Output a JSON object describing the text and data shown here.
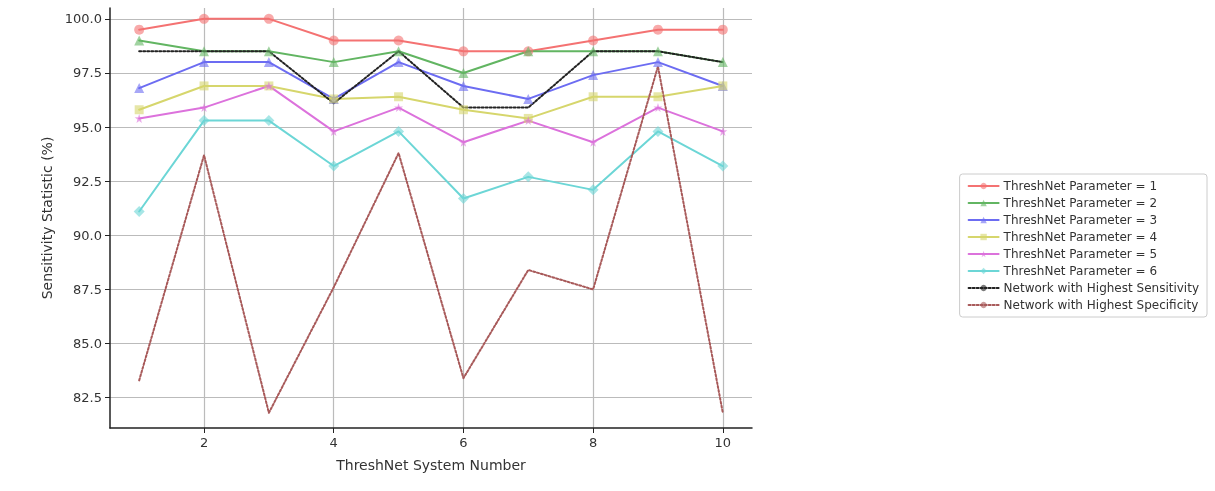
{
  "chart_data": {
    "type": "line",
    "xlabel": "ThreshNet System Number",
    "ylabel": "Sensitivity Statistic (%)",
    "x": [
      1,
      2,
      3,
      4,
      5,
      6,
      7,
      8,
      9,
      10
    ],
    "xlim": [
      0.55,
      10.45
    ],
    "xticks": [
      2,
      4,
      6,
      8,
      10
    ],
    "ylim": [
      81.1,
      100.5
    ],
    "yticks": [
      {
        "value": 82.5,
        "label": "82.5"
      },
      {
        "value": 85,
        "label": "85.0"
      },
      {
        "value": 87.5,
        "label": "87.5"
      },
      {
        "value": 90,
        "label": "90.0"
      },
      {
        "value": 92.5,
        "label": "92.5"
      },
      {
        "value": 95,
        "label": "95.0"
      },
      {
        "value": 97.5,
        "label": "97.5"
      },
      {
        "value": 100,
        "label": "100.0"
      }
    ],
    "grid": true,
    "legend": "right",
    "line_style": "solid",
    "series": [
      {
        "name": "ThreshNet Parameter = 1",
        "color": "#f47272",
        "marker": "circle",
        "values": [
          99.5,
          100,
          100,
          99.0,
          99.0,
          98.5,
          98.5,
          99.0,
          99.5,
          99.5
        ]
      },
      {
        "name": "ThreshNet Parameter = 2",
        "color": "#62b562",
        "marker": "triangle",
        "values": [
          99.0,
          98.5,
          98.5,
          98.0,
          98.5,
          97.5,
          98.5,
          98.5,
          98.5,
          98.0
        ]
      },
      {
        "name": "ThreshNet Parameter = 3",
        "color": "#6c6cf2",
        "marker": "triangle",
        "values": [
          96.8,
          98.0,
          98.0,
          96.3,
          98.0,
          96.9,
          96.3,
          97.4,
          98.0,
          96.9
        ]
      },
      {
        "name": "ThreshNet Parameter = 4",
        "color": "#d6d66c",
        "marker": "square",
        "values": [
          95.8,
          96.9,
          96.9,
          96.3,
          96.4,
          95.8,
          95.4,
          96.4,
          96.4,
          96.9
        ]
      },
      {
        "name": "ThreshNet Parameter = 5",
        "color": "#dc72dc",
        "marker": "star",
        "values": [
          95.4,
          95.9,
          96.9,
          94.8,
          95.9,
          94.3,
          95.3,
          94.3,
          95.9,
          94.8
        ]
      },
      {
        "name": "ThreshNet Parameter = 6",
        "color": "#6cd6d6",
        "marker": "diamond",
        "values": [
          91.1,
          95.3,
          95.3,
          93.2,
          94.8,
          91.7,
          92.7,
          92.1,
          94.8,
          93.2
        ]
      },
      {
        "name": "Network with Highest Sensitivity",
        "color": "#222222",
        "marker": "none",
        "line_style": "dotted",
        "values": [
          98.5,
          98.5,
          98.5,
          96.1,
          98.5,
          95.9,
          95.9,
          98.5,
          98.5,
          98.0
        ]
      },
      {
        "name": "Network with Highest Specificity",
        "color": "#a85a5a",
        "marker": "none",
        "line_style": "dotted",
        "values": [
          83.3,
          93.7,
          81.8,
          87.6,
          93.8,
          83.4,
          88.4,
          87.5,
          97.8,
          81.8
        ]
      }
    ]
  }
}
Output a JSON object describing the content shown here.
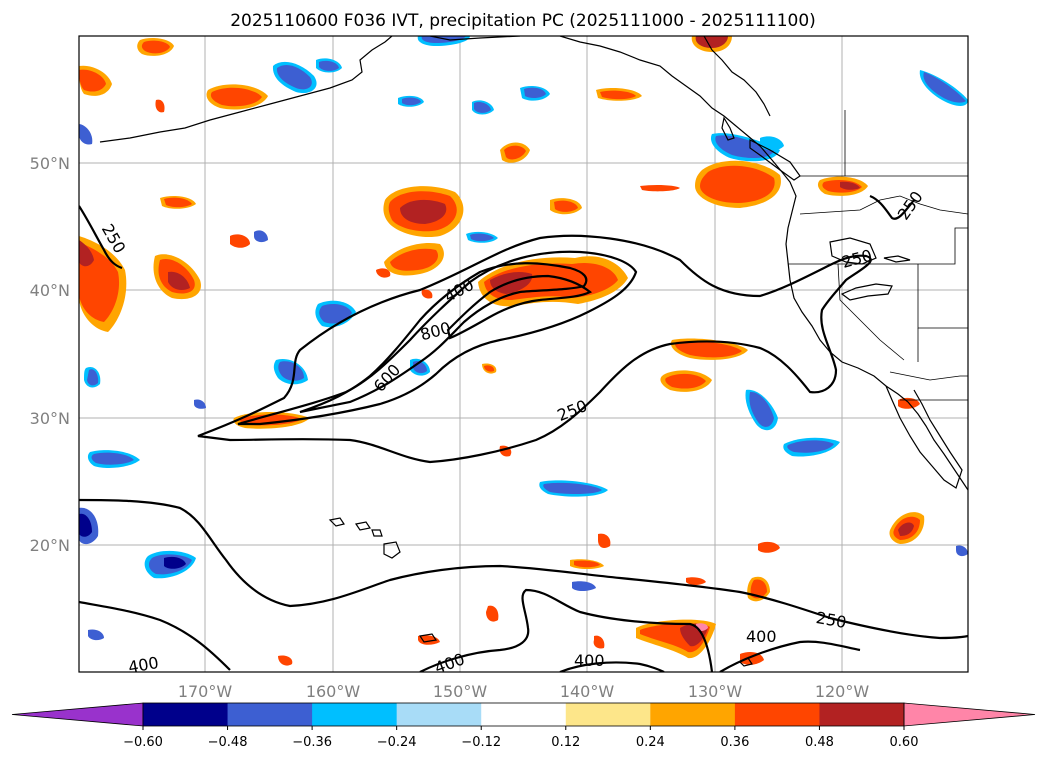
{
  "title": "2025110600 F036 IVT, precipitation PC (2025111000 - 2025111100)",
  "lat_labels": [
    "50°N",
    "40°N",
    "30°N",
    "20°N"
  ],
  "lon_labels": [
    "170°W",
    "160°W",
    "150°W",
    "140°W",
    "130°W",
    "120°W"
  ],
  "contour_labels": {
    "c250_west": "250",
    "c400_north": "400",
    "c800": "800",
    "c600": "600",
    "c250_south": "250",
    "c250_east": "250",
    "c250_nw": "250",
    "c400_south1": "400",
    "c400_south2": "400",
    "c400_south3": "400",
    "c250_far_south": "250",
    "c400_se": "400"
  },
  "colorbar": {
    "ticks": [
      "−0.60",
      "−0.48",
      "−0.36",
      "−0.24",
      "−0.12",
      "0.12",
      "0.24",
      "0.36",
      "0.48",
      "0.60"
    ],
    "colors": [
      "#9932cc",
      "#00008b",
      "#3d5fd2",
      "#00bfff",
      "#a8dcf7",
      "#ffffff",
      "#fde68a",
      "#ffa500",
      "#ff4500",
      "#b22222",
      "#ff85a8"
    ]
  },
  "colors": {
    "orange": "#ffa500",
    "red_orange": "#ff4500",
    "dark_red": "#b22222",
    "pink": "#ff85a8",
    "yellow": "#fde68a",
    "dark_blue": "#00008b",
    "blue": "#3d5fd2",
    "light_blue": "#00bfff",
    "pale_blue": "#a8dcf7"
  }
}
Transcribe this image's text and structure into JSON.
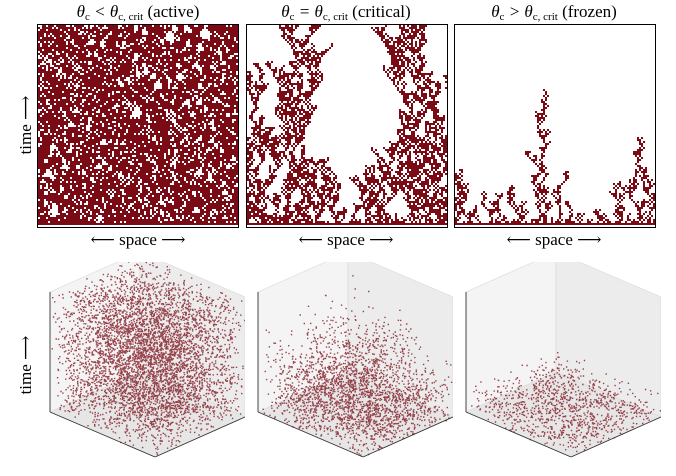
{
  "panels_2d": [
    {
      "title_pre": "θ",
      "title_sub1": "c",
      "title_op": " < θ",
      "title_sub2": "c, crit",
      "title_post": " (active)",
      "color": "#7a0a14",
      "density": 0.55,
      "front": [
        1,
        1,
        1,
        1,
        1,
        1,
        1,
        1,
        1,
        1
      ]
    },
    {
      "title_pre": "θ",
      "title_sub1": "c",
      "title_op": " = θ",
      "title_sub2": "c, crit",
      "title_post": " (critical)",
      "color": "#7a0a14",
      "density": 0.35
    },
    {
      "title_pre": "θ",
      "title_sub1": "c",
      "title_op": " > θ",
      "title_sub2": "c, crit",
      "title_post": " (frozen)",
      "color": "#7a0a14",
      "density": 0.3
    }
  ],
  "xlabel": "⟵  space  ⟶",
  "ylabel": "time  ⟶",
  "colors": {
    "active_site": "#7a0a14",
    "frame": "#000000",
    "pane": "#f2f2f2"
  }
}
□ □ □ □
TASK DESCRIPTION - Every record above should come back exactly, but without its pictures.

ANSWER TO THE PROBLEM -
Output a JSON object describing the text and data shown here.
{
  "chart_data": {
    "type": "line",
    "xlabel": "ThreshNet System Number",
    "ylabel": "Sensitivity Statistic (%)",
    "x": [
      1,
      2,
      3,
      4,
      5,
      6,
      7,
      8,
      9,
      10
    ],
    "xlim": [
      0.55,
      10.45
    ],
    "xticks": [
      2,
      4,
      6,
      8,
      10
    ],
    "ylim": [
      81.1,
      100.5
    ],
    "yticks": [
      {
        "value": 82.5,
        "label": "82.5"
      },
      {
        "value": 85,
        "label": "85.0"
      },
      {
        "value": 87.5,
        "label": "87.5"
      },
      {
        "value": 90,
        "label": "90.0"
      },
      {
        "value": 92.5,
        "label": "92.5"
      },
      {
        "value": 95,
        "label": "95.0"
      },
      {
        "value": 97.5,
        "label": "97.5"
      },
      {
        "value": 100,
        "label": "100.0"
      }
    ],
    "grid": true,
    "legend": "right",
    "line_style": "solid",
    "series": [
      {
        "name": "ThreshNet Parameter = 1",
        "color": "#f47272",
        "marker": "circle",
        "values": [
          99.5,
          100,
          100,
          99.0,
          99.0,
          98.5,
          98.5,
          99.0,
          99.5,
          99.5
        ]
      },
      {
        "name": "ThreshNet Parameter = 2",
        "color": "#62b562",
        "marker": "triangle",
        "values": [
          99.0,
          98.5,
          98.5,
          98.0,
          98.5,
          97.5,
          98.5,
          98.5,
          98.5,
          98.0
        ]
      },
      {
        "name": "ThreshNet Parameter = 3",
        "color": "#6c6cf2",
        "marker": "triangle",
        "values": [
          96.8,
          98.0,
          98.0,
          96.3,
          98.0,
          96.9,
          96.3,
          97.4,
          98.0,
          96.9
        ]
      },
      {
        "name": "ThreshNet Parameter = 4",
        "color": "#d6d66c",
        "marker": "square",
        "values": [
          95.8,
          96.9,
          96.9,
          96.3,
          96.4,
          95.8,
          95.4,
          96.4,
          96.4,
          96.9
        ]
      },
      {
        "name": "ThreshNet Parameter = 5",
        "color": "#dc72dc",
        "marker": "star",
        "values": [
          95.4,
          95.9,
          96.9,
          94.8,
          95.9,
          94.3,
          95.3,
          94.3,
          95.9,
          94.8
        ]
      },
      {
        "name": "ThreshNet Parameter = 6",
        "color": "#6cd6d6",
        "marker": "diamond",
        "values": [
          91.1,
          95.3,
          95.3,
          93.2,
          94.8,
          91.7,
          92.7,
          92.1,
          94.8,
          93.2
        ]
      },
      {
        "name": "Network with Highest Sensitivity",
        "color": "#222222",
        "marker": "none",
        "line_style": "dotted",
        "values": [
          98.5,
          98.5,
          98.5,
          96.1,
          98.5,
          95.9,
          95.9,
          98.5,
          98.5,
          98.0
        ]
      },
      {
        "name": "Network with Highest Specificity",
        "color": "#a85a5a",
        "marker": "none",
        "line_style": "dotted",
        "values": [
          83.3,
          93.7,
          81.8,
          87.6,
          93.8,
          83.4,
          88.4,
          87.5,
          97.8,
          81.8
        ]
      }
    ]
  }
}
Output a JSON object describing the content shown here.
{
  "title": "2025110600 F036 IVT, precipitation PC (2025111000 - 2025111100)",
  "lat_labels": [
    "50°N",
    "40°N",
    "30°N",
    "20°N"
  ],
  "lon_labels": [
    "170°W",
    "160°W",
    "150°W",
    "140°W",
    "130°W",
    "120°W"
  ],
  "contour_labels": {
    "c250_west": "250",
    "c400_north": "400",
    "c800": "800",
    "c600": "600",
    "c250_south": "250",
    "c250_east": "250",
    "c250_nw": "250",
    "c400_south1": "400",
    "c400_south2": "400",
    "c400_south3": "400",
    "c250_far_south": "250",
    "c400_se": "400"
  },
  "colorbar": {
    "ticks": [
      "−0.60",
      "−0.48",
      "−0.36",
      "−0.24",
      "−0.12",
      "0.12",
      "0.24",
      "0.36",
      "0.48",
      "0.60"
    ],
    "colors": [
      "#9932cc",
      "#00008b",
      "#3d5fd2",
      "#00bfff",
      "#a8dcf7",
      "#ffffff",
      "#fde68a",
      "#ffa500",
      "#ff4500",
      "#b22222",
      "#ff85a8"
    ]
  },
  "colors": {
    "orange": "#ffa500",
    "red_orange": "#ff4500",
    "dark_red": "#b22222",
    "pink": "#ff85a8",
    "yellow": "#fde68a",
    "dark_blue": "#00008b",
    "blue": "#3d5fd2",
    "light_blue": "#00bfff",
    "pale_blue": "#a8dcf7"
  }
}
Transcribe this image's text and structure into JSON.
{
  "panels_2d": [
    {
      "title_pre": "θ",
      "title_sub1": "c",
      "title_op": " < θ",
      "title_sub2": "c, crit",
      "title_post": " (active)",
      "color": "#7a0a14",
      "density": 0.55,
      "front": [
        1,
        1,
        1,
        1,
        1,
        1,
        1,
        1,
        1,
        1
      ]
    },
    {
      "title_pre": "θ",
      "title_sub1": "c",
      "title_op": " = θ",
      "title_sub2": "c, crit",
      "title_post": " (critical)",
      "color": "#7a0a14",
      "density": 0.35
    },
    {
      "title_pre": "θ",
      "title_sub1": "c",
      "title_op": " > θ",
      "title_sub2": "c, crit",
      "title_post": " (frozen)",
      "color": "#7a0a14",
      "density": 0.3
    }
  ],
  "xlabel": "⟵  space  ⟶",
  "ylabel": "time  ⟶",
  "colors": {
    "active_site": "#7a0a14",
    "frame": "#000000",
    "pane": "#f2f2f2"
  }
}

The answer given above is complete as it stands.